Most of the fishing trips the group puts on are based in Bozeman. The veterans who attend are outfitted with all the gear like a rod, reel, waders, flies – the works. All of it is donated. Then they are taught how to fish on private ponds around Bozeman. The following day they are sent out with volunteer guides on one of the many area rivers.

“Most of them, the large percentage of them, will tell you this thing has been a tremendous part of their recovery,” Kumlien said.

For Seibert he could feel things starting to change. He talked freely about his experiences in battle because he knows that is the only way to continue with the recovery that is both mental and physical.

Seibert took more than 100 pieces of shrapnel. His leg was nearly destroyed.

“Every step I take is painful,” he said. “I’m lucky that I’m here. I’m lucky I’m alive.”

The Wounded Warriors Battalion is there to help Marines and Navy Corpsmen get past not only their physical injuries, but also the mental struggles that come with war, Seibert said. Part of that process is to get their sailors involved in charitable organizations like Warriors and Quiet Waters.

Along with the physical pain of his injuries, came the post-traumatic stress disorder, he said. One of the results of the PTSD has been the inability to shut his mind off.

+ + + + +

__Prompt 1__.
Answer these questions using the fishing-program article.
(a) In what city are most of the group's fishing trips based?
(b) How many pieces of shrapnel did Seibert take?
(c) What does Seibert name as one result of his PTSD?
__Prompt 2__.
Reproduce the stretch of the fishing-program article from "Most of the fishing" through "was nearly destroyed." word for word.
The entries that follow have no connection to the fishing-program article.

__Extracted material__.
+ + + + +

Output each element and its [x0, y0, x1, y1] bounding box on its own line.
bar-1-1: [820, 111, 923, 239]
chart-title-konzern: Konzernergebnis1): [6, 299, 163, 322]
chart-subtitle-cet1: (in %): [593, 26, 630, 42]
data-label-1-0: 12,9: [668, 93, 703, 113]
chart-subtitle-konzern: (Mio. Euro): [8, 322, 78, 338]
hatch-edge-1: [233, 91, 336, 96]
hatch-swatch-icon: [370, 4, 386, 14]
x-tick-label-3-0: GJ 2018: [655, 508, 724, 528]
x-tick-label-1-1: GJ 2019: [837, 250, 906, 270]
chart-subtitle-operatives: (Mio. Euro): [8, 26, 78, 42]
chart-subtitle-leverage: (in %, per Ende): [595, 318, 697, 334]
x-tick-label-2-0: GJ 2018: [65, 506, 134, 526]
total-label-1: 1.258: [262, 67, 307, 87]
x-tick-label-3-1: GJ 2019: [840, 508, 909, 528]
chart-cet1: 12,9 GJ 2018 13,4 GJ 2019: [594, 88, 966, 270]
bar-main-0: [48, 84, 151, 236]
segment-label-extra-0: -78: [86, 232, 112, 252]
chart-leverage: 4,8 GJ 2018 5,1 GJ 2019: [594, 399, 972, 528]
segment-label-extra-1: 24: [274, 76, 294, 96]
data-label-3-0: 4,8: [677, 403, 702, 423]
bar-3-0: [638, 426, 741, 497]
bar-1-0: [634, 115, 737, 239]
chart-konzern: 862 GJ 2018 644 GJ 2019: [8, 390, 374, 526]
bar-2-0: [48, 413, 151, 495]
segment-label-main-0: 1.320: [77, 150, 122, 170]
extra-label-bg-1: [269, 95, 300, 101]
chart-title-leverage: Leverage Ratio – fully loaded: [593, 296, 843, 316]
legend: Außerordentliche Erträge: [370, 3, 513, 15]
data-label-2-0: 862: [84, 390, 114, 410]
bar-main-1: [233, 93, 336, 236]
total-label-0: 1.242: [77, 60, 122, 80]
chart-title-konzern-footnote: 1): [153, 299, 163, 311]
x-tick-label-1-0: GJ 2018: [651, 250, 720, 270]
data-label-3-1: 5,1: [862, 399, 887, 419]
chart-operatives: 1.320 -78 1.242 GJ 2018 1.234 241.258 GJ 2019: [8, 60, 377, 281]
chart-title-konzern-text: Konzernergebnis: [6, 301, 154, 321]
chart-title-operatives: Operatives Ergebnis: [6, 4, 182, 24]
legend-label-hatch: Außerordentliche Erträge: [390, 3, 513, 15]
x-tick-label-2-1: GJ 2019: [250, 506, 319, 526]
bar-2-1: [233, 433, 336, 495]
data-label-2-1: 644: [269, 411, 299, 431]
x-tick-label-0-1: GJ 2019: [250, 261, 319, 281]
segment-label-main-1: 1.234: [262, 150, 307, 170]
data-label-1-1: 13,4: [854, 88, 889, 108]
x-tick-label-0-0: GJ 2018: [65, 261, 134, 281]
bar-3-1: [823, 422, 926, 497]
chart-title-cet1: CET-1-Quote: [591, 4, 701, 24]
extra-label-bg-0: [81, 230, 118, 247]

+ + + + +

__Answer 1__.
(a) Bozeman
(b) More than 100
(c) The inability to shut his mind off

__Answer 2__.
Most of the fishing trips the group puts on are based in Bozeman. The veterans who attend are outfitted with all the gear like a rod, reel, waders, flies – the works. All of it is donated. Then they are taught how to fish on private ponds around Bozeman. The following day they are sent out with volunteer guides on one of the many area rivers.

“Most of them, the large percentage of them, will tell you this thing has been a tremendous part of their recovery,” Kumlien said.

For Seibert he could feel things starting to change. He talked freely about his experiences in battle because he knows that is the only way to continue with the recovery that is both mental and physical.

Seibert took more than 100 pieces of shrapnel. His leg was nearly destroyed.